*** Belge ***

I.3.4.1. Amonyak Ürünü Bakımından Değerlendirme
(45) HİCRİ ERCİLİ amonyak tedariki pazarında yeniden satıcı olarak faaliyette bulunmakta
ve iç pazara arz ettiği amonyağı yerli üretici olan (…..)’den almaktadır. Dosya
içeriğinden. HİCRİ ERCİLİ’nin amonyak pazarında 2017, 2018 ve 2019 yıllarındaki
miktar bazlı yaklaşık pazar payının sırasıyla %(…..), %(…..) ve %(…..) olduğu
anlaşılmıştır. Söz konusu paylar ile amonyak tedariki pazarında 2017 yılında üçüncü,
sonraki yıllarda ikinci sırada olan HİCRİ ERCİLİ’den önce ilk sırada bulunan GEMLİK
GÜBRE’nin pazar payları 2017, 2018 ve 2019 yılları için sırasıyla %(…..), %(…..) ve
%(…..)’dir. 2017 yılında ikinci olup sonraki yıllarda yerini HİCRİ ERCİLİ’ye bırakan
19-39/608-261
10/16

İGSAŞ’ın pazar payları 2017, 2018 ve 2019 yılları için sırasıyla %(…..) %(…..) ve
%(…..)’dir. Pazarda faaliyet gösteren diğer oyuncuların pazar payları ise AMONGAZ
hariç %(…..) altındadır. Söz konusu pazar paylarından HİCRİ ERCİLİ’nin pazarda
hâkim durumda olmadığı, HİCRİ ERCİLİ’den daha fazla pazar gücüne sahip
teşebbüsün bulunduğu söylenebilecektir.
(46) Amonyak tehlikeli madde statüsünde olan ve bu nedenle ADR yönetmeliği kapsamında
ithalatı ve yurt içi ticaretinde belli yükümlülüklerin yerine getirilmesine bağlı olan bir
kimyasal maddedir. Bu özellikleri dışında homojen bir ürün olması nedeniyle firmalar
arasındaki rekabet nakliye, depolama gibi maliyet avantajlarına bağlı olarak fiyat
üzerinden gerçekleşmektedir. Yurt içinde üretici ve yeniden satıcı bir çok firma mevcut
olup, amonyak AB’den ithal edildiğinde gümrük vergisi uygulanmamaktadır.
(47) Pazara herhangi bir giriş engeli olmaması, mevzuatsal gerekliliklerini yerine getiren
herkesin amonyak tedariki yapabildiği anlaşıldığından ve pazarda görece yüksek pazar
payına sahip firmanın varlığı nedeniyle HİCRİ ERCİLİ’nin amonyak tedariki pazarında
hakim durumda olmadığı kanaatine varılmıştır.
(48) Bu çerçevede, HİCRİ ERCİLİ’nin amonyak tedariki pazarında hâkim durumda olmadığı
değerlendirildiğinden, HİCRİ ERCİLİ’nin bu pazarda rakiplerini dışlayarak 4054 sayılı
Kanun’un 6. maddesini ihlal ettiği ileri sürülememektedir.

*** Veri bölümü ***

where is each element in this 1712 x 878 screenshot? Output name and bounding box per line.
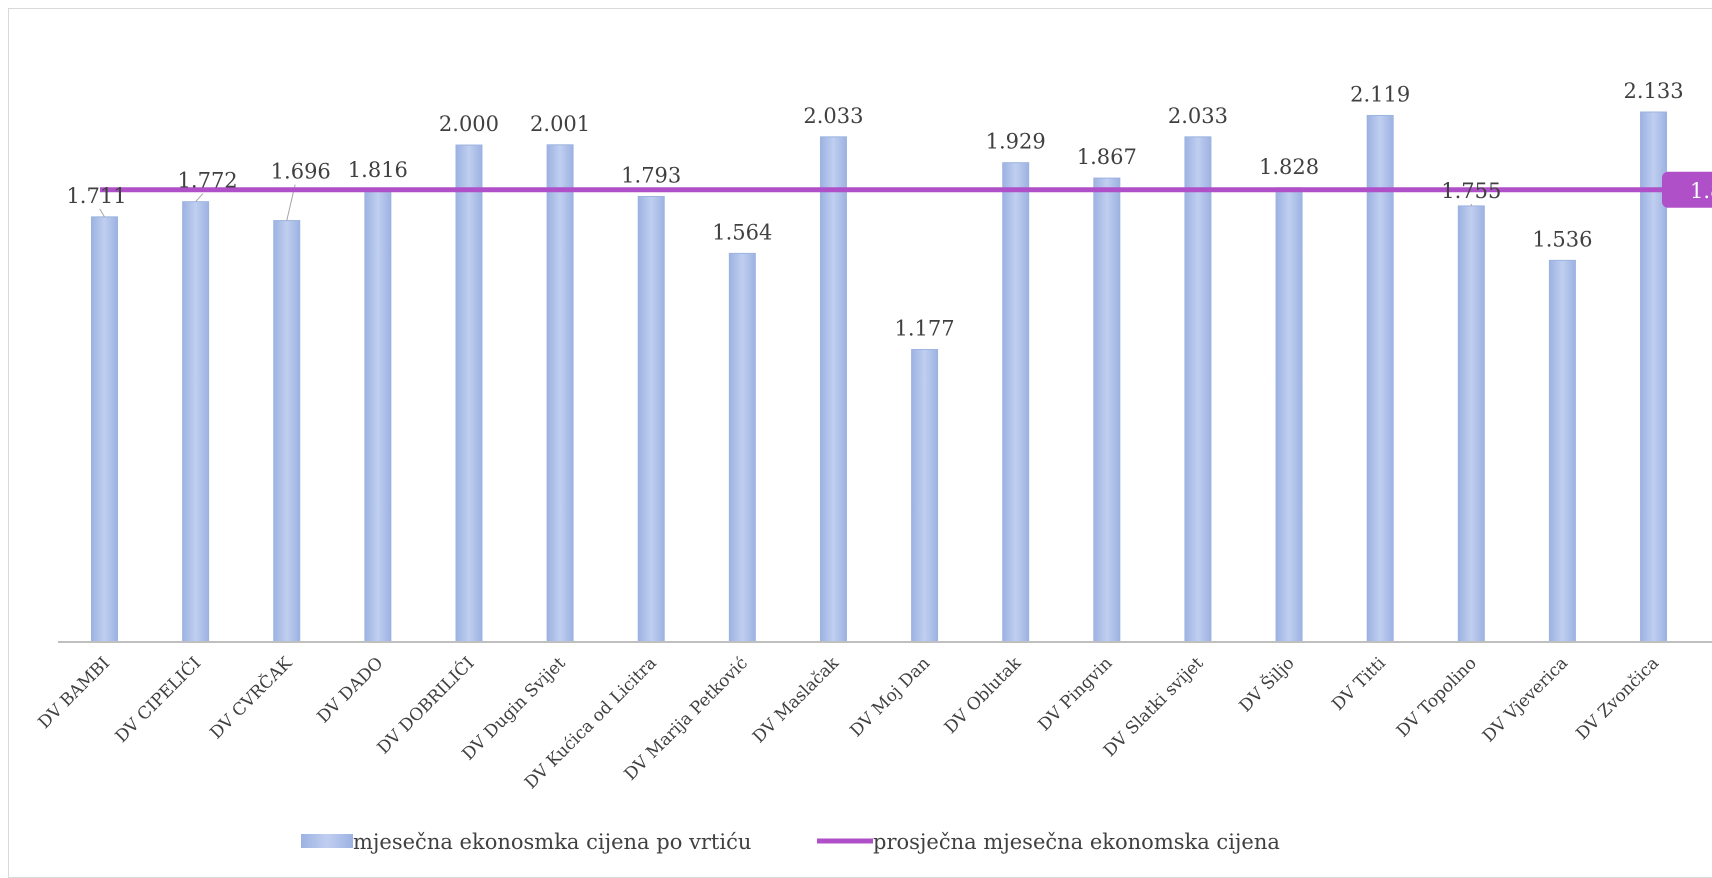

***

=== İstenenler ===
1 – Amonyak pazarı değerlendirmesine göre AB'den ithal edilen amonyağa hangi vergi uygulanmıyor?
2 – Amonyak pazarı değerlendirmesinin son cümlesinden sonra gelecek kısmı yazın.

=== Yanıtlar ===
1 – Gümrük vergisi uygulanmıyor.

2 –
I.3.4.2. Sülfürik Asit Ürünü Bakımından Değerlendirme
(49) Dosya içeriğinden HİCRİ ERCİLİ’nin sülfürik asit tedariki pazarında 2017 yılında miktar
bazında pazar payı %(…..), 2018 yılında %(…..) ve 2019 yılında %(…..) olduğu
anlaşılmıştır. HİCRİ ERCİLİ’nin sülfürik asit pazarında 2017, 2018 ve 2019 yıllarındaki
satış değeri bazlı yaklaşık pazar payı sırasıyla %(…..), %(…..) ve %(…..)’dir. Söz
konusu yüksek paylar ile HİCRİ ERCİLİ’nin pazarda ilk sırada yer aldığı anlaşılmaktadır.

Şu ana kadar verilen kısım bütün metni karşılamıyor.